[Dataset excerpts]
[Start]

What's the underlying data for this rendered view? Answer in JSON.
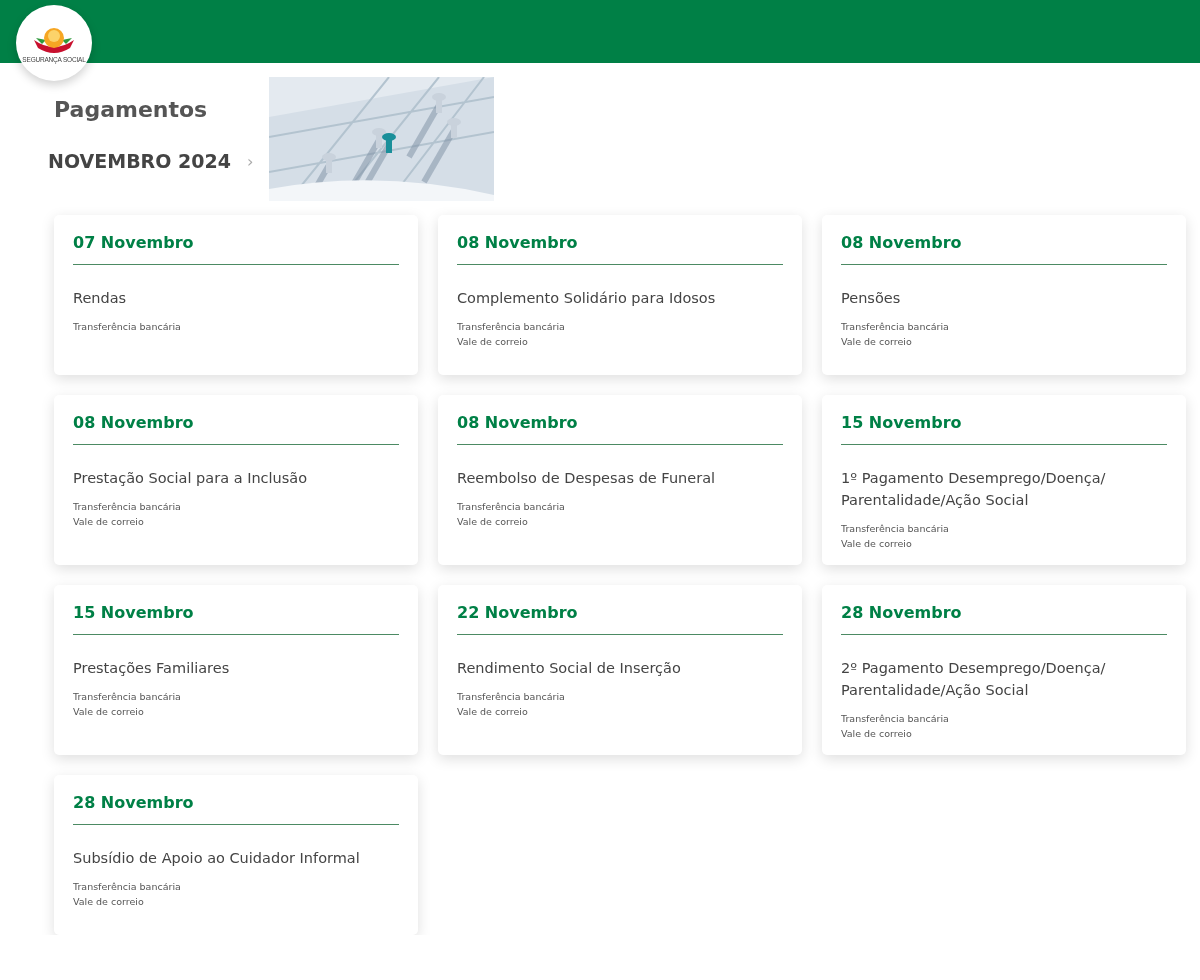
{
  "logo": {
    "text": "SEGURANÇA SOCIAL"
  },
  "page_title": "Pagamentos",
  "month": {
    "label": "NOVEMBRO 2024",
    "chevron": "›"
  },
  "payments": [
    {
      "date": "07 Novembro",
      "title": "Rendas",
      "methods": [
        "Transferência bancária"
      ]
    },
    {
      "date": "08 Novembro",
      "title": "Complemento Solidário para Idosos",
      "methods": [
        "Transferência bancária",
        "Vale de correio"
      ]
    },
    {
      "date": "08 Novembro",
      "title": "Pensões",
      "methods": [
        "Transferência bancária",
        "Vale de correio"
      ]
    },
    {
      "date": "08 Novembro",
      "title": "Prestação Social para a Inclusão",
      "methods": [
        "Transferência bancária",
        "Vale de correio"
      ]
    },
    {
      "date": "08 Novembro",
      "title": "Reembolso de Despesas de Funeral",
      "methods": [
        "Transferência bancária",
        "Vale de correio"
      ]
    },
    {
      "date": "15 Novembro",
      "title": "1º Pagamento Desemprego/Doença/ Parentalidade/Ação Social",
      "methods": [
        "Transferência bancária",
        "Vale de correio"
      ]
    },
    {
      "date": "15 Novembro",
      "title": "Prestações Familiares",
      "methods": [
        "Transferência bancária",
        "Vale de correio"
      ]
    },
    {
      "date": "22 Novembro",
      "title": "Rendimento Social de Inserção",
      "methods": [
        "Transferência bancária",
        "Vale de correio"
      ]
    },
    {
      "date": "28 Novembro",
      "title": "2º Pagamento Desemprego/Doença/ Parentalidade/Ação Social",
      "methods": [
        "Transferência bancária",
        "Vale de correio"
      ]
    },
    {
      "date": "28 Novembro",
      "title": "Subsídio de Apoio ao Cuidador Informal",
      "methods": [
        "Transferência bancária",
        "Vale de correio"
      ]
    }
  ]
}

[End]

What is asked –
Show, from the listing above, each line that contains the word "Parentalidade".

Written reply –
      "title": "1º Pagamento Desemprego/Doença/ Parentalidade/Ação Social",
      "title": "2º Pagamento Desemprego/Doença/ Parentalidade/Ação Social",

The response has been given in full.